### TASK BRIEF
Each line that follows is to be retyped exactly.

### EXTRACTED INFORMATION
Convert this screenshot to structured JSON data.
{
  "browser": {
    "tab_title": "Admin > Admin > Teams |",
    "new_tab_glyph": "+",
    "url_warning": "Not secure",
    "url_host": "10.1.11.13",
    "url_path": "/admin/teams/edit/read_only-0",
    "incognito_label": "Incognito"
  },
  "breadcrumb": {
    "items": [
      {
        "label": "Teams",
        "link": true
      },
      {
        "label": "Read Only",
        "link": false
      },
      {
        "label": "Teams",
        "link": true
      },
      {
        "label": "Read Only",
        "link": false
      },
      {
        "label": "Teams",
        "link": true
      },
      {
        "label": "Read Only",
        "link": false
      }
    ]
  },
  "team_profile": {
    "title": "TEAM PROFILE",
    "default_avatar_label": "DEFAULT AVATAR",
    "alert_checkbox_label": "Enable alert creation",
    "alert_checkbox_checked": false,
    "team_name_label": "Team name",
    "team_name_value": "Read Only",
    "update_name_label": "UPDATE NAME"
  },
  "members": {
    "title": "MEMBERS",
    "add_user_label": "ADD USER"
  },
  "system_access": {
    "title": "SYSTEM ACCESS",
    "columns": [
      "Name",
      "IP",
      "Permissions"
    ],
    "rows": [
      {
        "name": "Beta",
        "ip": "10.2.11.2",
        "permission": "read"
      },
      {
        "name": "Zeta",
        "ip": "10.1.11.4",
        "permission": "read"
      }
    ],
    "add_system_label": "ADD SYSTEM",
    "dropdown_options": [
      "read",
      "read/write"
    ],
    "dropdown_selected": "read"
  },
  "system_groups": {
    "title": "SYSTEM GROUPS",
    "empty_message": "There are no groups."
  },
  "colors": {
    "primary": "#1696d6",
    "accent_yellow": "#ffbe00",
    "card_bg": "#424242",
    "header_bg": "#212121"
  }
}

### SOLVED EXERCISE
Convert this screenshot to structured JSON data.
{
  "browser": {
    "tab_title": "Admin > Admin > Teams |",
    "new_tab_glyph": "+",
    "url_warning": "Not secure",
    "url_host": "10.1.11.13",
    "url_path": "/admin/teams/edit/read_only-0",
    "incognito_label": "Incognito"
  },
  "breadcrumb": {
    "items": [
      {
        "label": "Teams",
        "link": true
      },
      {
        "label": "Read Only",
        "link": false
      },
      {
        "label": "Teams",
        "link": true
      },
      {
        "label": "Read Only",
        "link": false
      },
      {
        "label": "Teams",
        "link": true
      },
      {
        "label": "Read Only",
        "link": false
      }
    ]
  },
  "team_profile": {
    "title": "TEAM PROFILE",
    "default_avatar_label": "DEFAULT AVATAR",
    "alert_checkbox_label": "Enable alert creation",
    "alert_checkbox_checked": false,
    "team_name_label": "Team name",
    "team_name_value": "Read Only",
    "update_name_label": "UPDATE NAME"
  },
  "members": {
    "title": "MEMBERS",
    "add_user_label": "ADD USER"
  },
  "system_access": {
    "title": "SYSTEM ACCESS",
    "columns": [
      "Name",
      "IP",
      "Permissions"
    ],
    "rows": [
      {
        "name": "Beta",
        "ip": "10.2.11.2",
        "permission": "read"
      },
      {
        "name": "Zeta",
        "ip": "10.1.11.4",
        "permission": "read"
      }
    ],
    "add_system_label": "ADD SYSTEM",
    "dropdown_options": [
      "read",
      "read/write"
    ],
    "dropdown_selected": "read"
  },
  "system_groups": {
    "title": "SYSTEM GROUPS",
    "empty_message": "There are no groups."
  },
  "colors": {
    "primary": "#1696d6",
    "accent_yellow": "#ffbe00",
    "card_bg": "#424242",
    "header_bg": "#212121"
  }
}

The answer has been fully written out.